**TASK TO COMPLETE**
Copy each line holding the string "Мероприятия".

>> BEGIN GIVEN DATA

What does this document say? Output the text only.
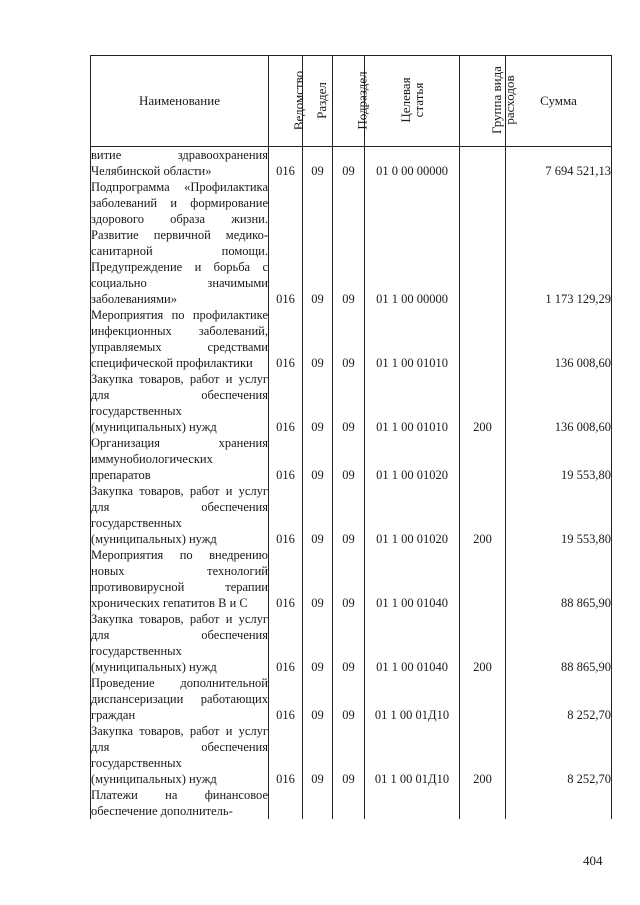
Наименование	Ведомство	Раздел	Подраздел	Целевая статья	Группа вида расходов	Сумма
витие здравоохранения Челябинской области»	016	09	09	01 0 00 00000		7 694 521,13
Подпрограмма «Профилактика заболеваний и формирование здорового образа жизни. Развитие первичной медико-санитарной помощи. Предупреждение и борьба с социально значимыми заболеваниями»	016	09	09	01 1 00 00000		1 173 129,29
Мероприятия по профилактике инфекционных заболеваний, управляемых средствами специфической профилактики	016	09	09	01 1 00 01010		136 008,60
Закупка товаров, работ и услуг для обеспечения государственных (муниципальных) нужд	016	09	09	01 1 00 01010	200	136 008,60
Организация хранения иммунобиологических препаратов	016	09	09	01 1 00 01020		19 553,80
Закупка товаров, работ и услуг для обеспечения государственных (муниципальных) нужд	016	09	09	01 1 00 01020	200	19 553,80
Мероприятия по внедрению новых технологий противовирусной терапии хронических гепатитов В и С	016	09	09	01 1 00 01040		88 865,90
Закупка товаров, работ и услуг для обеспечения государственных (муниципальных) нужд	016	09	09	01 1 00 01040	200	88 865,90
Проведение дополнительной диспансеризации работающих граждан	016	09	09	01 1 00 01Д10		8 252,70
Закупка товаров, работ и услуг для обеспечения государственных (муниципальных) нужд	016	09	09	01 1 00 01Д10	200	8 252,70
Платежи на финансовое обеспечение дополнитель-						
404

>> END GIVEN DATA

**RESPONSE**
Мероприятия по профилактике инфекционных заболеваний, управляемых средствами специфической профилактики	016	09	09	01 1 00 01010		136 008,60
Мероприятия по внедрению новых технологий противовирусной терапии хронических гепатитов В и С	016	09	09	01 1 00 01040		88 865,90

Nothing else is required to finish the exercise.